> [WHAT IS EXPECTED]:
Write out the entries word for word, from the first line through the line that contains "legend-label-no: Prob (No) xyxy=(1059,1759,1121,1775)", with that line included.

Labeled box entries
■ ■ ■

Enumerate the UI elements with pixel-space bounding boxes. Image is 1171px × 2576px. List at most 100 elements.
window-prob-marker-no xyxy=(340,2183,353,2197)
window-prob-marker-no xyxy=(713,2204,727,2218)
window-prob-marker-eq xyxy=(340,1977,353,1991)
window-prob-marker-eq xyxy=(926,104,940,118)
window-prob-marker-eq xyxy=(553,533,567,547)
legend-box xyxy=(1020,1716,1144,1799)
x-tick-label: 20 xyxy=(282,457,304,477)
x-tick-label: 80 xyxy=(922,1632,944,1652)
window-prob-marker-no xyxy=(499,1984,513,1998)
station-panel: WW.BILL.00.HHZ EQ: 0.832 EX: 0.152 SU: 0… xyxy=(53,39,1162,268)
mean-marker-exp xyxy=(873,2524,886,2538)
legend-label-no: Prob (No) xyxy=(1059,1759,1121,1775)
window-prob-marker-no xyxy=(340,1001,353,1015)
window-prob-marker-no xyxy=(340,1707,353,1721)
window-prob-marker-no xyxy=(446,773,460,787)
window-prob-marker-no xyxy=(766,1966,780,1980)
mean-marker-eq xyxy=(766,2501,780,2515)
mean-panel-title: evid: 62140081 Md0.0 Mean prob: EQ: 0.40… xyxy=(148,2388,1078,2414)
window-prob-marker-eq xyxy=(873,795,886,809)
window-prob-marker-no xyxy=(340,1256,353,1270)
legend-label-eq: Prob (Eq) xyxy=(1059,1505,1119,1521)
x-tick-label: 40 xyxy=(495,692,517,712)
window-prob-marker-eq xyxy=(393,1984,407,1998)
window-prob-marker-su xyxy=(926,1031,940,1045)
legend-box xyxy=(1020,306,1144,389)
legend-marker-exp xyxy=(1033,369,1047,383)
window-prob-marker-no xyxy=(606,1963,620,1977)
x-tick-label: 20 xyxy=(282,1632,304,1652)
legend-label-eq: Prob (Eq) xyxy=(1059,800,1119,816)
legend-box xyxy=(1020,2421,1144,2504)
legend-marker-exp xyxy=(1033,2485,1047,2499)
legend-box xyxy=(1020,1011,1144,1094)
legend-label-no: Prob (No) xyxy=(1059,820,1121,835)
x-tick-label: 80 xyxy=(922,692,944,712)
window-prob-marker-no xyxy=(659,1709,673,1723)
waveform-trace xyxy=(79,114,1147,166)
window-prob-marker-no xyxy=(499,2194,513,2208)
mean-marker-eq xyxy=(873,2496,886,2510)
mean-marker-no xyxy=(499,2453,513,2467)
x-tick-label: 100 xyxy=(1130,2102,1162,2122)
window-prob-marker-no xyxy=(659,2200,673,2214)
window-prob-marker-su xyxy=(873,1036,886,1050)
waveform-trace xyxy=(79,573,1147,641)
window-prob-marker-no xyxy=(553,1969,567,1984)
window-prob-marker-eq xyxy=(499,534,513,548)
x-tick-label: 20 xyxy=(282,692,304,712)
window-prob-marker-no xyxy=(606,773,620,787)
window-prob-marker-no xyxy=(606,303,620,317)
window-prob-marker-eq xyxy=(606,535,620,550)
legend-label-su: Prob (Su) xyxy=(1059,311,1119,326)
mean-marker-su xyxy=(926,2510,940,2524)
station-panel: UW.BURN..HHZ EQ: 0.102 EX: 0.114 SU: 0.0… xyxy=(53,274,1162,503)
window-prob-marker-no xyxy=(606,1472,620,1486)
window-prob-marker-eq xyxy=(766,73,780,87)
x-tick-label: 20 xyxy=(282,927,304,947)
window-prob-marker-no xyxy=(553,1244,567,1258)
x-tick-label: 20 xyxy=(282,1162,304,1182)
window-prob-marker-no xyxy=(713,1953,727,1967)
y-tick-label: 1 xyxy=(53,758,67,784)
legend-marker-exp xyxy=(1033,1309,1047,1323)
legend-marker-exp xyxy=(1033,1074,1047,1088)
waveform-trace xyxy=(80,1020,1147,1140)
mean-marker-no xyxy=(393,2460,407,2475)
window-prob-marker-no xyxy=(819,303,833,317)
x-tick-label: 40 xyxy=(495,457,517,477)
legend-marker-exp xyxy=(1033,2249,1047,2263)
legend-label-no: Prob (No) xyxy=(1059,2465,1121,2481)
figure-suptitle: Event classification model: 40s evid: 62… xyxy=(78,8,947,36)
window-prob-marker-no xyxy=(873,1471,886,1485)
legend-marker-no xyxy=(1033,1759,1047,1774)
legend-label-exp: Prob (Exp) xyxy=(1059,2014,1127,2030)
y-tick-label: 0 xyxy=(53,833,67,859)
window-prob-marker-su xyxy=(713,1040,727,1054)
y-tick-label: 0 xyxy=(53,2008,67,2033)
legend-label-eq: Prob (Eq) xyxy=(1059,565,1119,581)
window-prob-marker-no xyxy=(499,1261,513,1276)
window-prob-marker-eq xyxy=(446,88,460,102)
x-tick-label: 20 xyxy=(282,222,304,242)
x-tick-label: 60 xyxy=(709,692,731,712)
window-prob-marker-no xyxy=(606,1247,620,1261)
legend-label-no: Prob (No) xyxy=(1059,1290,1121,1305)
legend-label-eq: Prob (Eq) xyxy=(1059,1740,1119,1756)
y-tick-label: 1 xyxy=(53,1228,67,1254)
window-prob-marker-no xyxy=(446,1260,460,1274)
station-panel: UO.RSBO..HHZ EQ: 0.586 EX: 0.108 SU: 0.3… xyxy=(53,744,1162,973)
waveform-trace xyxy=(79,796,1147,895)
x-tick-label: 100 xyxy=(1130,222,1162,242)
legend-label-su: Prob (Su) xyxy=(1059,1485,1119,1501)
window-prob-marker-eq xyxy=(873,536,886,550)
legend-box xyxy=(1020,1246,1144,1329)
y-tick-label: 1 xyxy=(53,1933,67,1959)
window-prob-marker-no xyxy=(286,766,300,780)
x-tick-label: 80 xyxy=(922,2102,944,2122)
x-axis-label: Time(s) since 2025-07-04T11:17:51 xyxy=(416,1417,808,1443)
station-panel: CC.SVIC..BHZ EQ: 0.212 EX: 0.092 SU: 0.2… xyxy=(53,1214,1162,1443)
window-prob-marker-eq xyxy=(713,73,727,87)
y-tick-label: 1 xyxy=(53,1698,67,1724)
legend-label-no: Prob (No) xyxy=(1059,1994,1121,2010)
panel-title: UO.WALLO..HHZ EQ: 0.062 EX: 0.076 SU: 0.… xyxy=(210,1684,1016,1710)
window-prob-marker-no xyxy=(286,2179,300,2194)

■ ■ ■

> [RIGHT ANSWER]:
Enumerate the UI elements with pixel-space bounding boxes. Image is 1171px × 2576px. List at most 100 elements.
window-prob-marker-no xyxy=(340,2183,353,2197)
window-prob-marker-no xyxy=(713,2204,727,2218)
window-prob-marker-eq xyxy=(340,1977,353,1991)
window-prob-marker-eq xyxy=(926,104,940,118)
window-prob-marker-eq xyxy=(553,533,567,547)
legend-box xyxy=(1020,1716,1144,1799)
x-tick-label: 20 xyxy=(282,457,304,477)
x-tick-label: 80 xyxy=(922,1632,944,1652)
window-prob-marker-no xyxy=(499,1984,513,1998)
station-panel: WW.BILL.00.HHZ EQ: 0.832 EX: 0.152 SU: 0… xyxy=(53,39,1162,268)
mean-marker-exp xyxy=(873,2524,886,2538)
legend-label-no: Prob (No) xyxy=(1059,1759,1121,1775)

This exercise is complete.